▶ _What you need to do_
Tally the lines in the following entries that include the word "Atishs"; state only the total.

▶ _Stored data_

## START

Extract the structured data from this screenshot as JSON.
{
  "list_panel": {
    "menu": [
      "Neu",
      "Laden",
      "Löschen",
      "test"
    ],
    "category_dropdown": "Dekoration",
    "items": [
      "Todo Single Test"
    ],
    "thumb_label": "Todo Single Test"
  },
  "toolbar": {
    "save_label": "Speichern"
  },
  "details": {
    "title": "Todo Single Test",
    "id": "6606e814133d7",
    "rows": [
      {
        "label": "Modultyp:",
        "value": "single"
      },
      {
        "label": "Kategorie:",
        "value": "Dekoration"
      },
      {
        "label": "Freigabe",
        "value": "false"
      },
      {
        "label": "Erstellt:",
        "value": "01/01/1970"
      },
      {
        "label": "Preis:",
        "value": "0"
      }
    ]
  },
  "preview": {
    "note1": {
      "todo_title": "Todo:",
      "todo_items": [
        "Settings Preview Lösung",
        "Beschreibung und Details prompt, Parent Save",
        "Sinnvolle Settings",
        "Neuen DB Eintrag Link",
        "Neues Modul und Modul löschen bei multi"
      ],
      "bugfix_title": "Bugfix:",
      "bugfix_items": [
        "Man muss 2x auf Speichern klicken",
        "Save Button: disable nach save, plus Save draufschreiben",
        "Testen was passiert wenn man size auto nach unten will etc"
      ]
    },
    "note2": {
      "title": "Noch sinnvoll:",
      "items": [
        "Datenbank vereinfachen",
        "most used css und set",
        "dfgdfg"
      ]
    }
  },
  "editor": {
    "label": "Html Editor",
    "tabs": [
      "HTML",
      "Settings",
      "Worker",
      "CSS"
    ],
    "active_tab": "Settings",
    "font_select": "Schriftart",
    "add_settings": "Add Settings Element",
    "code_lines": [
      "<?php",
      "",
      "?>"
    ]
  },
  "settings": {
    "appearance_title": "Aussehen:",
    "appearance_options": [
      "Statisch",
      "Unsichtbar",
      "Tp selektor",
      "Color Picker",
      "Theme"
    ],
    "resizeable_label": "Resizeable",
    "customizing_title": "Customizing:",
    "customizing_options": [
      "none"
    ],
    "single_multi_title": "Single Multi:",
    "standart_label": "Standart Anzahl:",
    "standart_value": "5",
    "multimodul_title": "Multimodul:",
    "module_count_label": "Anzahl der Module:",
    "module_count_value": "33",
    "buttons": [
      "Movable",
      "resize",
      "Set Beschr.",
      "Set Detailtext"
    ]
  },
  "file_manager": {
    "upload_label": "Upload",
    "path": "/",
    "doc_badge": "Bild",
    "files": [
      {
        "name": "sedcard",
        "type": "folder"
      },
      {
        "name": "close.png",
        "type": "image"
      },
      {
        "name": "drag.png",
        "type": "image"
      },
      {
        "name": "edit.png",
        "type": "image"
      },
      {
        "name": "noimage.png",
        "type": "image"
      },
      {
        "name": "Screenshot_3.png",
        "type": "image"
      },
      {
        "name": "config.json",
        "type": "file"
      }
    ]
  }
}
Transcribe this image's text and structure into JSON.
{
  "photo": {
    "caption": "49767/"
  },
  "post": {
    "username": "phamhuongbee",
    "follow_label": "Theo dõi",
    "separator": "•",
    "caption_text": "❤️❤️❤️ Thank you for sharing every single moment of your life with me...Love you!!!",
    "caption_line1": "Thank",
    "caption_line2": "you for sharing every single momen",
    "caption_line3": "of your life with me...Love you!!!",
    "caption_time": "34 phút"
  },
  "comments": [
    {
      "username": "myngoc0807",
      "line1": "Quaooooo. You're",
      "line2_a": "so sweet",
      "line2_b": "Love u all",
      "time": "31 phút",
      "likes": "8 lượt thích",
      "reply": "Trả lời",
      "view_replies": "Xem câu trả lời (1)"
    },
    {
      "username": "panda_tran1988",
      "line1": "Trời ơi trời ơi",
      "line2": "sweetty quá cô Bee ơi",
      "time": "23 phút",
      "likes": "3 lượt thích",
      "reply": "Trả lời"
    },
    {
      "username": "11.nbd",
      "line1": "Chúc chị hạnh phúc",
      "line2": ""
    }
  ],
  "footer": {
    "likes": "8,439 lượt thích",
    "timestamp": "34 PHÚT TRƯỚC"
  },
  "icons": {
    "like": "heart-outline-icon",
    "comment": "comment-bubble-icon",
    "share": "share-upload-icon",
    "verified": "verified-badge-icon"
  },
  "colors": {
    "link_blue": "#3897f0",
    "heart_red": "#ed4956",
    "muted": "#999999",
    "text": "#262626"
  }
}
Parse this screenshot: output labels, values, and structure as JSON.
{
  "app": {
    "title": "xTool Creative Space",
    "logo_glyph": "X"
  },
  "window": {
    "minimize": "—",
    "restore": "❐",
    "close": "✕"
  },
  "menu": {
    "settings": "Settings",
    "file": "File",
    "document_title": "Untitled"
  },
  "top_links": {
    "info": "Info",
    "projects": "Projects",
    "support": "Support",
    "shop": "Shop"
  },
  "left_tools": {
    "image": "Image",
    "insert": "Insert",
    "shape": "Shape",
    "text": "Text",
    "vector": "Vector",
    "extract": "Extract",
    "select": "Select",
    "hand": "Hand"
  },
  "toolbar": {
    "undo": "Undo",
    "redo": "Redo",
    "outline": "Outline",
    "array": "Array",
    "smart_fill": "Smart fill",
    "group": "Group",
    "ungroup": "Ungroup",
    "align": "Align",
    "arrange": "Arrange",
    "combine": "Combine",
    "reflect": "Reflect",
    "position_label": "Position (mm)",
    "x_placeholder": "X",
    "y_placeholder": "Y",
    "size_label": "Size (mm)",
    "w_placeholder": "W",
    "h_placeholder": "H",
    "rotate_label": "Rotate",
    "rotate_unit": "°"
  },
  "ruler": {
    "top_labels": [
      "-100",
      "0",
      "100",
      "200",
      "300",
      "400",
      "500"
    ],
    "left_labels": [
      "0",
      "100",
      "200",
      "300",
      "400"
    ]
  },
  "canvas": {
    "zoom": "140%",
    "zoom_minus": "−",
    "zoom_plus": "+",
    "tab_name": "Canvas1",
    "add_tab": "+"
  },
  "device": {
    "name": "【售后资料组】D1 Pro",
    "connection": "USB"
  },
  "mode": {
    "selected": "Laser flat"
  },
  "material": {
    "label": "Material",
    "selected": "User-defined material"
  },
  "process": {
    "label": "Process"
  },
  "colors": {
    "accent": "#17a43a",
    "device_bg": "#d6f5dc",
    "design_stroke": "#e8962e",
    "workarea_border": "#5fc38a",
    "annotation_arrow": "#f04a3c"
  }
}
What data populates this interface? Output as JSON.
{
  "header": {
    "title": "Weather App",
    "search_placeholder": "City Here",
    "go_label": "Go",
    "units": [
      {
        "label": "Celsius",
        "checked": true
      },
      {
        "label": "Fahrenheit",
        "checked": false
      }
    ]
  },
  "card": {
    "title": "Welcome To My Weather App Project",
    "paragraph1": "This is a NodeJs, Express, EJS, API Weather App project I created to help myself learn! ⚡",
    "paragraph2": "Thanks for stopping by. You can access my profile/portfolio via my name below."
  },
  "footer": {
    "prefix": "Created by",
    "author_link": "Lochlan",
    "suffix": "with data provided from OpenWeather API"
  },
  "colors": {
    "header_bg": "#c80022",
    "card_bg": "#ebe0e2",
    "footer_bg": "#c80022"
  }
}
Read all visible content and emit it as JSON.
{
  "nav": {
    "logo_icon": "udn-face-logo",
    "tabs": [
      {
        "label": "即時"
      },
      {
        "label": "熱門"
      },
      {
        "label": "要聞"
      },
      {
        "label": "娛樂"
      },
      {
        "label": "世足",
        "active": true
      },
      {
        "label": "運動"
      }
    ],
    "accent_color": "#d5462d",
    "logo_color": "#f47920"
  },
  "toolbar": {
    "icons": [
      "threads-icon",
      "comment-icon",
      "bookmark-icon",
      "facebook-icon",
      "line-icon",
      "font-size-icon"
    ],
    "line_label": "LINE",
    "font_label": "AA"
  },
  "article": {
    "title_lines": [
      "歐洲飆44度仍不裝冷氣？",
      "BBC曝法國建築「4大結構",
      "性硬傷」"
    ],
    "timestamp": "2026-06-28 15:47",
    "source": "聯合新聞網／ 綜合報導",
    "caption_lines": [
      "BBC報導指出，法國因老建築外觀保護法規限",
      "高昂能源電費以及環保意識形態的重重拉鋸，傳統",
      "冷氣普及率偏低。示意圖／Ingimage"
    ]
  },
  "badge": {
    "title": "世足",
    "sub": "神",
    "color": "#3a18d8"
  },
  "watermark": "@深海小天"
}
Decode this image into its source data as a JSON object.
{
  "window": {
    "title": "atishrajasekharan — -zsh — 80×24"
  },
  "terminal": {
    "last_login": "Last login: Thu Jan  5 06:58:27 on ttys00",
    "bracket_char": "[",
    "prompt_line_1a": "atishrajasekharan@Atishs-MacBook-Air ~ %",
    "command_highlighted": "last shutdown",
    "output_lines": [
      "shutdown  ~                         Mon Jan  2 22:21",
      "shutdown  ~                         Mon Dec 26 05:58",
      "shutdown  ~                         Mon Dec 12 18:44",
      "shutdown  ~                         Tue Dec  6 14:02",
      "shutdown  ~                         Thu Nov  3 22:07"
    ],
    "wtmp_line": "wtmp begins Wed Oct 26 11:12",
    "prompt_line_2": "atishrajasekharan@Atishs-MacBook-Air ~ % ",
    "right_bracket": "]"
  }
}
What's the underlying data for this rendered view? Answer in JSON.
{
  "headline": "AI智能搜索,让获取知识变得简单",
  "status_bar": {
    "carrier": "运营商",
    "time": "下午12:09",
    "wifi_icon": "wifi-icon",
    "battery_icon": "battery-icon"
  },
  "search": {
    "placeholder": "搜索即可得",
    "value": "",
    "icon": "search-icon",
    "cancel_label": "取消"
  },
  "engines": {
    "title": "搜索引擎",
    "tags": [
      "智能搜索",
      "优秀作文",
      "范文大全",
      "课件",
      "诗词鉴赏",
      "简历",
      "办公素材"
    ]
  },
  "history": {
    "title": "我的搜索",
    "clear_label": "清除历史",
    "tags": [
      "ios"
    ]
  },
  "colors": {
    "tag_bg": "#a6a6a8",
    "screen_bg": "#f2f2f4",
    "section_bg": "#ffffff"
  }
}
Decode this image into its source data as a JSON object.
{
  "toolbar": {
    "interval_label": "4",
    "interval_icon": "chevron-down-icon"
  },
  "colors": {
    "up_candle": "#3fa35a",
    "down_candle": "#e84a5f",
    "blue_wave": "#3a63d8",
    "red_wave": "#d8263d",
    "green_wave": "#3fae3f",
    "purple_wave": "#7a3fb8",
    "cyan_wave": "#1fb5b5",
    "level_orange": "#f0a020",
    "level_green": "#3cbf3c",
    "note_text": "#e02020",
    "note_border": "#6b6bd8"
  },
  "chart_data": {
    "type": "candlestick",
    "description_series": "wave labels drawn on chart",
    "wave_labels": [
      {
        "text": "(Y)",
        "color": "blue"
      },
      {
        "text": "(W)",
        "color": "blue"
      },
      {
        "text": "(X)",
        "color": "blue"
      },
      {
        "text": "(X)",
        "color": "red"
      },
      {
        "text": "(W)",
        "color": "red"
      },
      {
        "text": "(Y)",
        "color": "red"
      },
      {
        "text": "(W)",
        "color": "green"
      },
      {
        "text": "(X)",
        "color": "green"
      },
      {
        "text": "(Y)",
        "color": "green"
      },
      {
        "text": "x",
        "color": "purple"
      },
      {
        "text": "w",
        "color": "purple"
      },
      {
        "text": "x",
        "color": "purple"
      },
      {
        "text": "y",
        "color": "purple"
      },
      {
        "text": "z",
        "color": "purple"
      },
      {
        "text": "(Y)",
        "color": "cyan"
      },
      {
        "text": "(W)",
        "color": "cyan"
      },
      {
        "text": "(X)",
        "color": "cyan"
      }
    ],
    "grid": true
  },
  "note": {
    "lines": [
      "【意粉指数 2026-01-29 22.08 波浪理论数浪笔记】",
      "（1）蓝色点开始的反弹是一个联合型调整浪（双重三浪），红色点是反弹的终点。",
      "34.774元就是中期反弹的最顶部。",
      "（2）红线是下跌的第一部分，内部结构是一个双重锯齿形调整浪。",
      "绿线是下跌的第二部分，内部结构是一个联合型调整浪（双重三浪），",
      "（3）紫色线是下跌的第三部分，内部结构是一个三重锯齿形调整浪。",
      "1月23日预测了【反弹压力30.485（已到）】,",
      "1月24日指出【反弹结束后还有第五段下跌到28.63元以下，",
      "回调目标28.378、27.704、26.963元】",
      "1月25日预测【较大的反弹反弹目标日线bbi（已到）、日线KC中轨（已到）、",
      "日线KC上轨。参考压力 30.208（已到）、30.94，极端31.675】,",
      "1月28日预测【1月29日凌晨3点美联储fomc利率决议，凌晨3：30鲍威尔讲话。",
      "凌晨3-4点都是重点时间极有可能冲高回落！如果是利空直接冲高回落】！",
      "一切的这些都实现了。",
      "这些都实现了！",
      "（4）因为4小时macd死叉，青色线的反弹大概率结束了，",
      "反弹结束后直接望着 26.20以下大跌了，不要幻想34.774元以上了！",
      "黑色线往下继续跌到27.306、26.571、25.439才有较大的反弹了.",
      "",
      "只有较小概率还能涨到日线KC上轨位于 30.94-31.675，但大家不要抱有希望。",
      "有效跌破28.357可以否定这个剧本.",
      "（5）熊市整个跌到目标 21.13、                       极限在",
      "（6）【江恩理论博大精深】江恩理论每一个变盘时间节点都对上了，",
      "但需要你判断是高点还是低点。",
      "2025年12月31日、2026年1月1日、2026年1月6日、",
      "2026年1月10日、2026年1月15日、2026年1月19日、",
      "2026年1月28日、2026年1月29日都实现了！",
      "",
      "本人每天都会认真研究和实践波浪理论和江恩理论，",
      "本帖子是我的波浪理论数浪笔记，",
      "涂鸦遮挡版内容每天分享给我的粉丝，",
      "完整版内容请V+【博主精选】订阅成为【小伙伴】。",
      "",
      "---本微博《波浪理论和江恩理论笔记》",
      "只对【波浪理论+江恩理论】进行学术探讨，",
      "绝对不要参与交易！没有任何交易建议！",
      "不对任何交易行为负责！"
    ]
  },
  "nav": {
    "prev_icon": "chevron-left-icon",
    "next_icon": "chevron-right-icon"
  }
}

## END

▶ _Result of this task_
2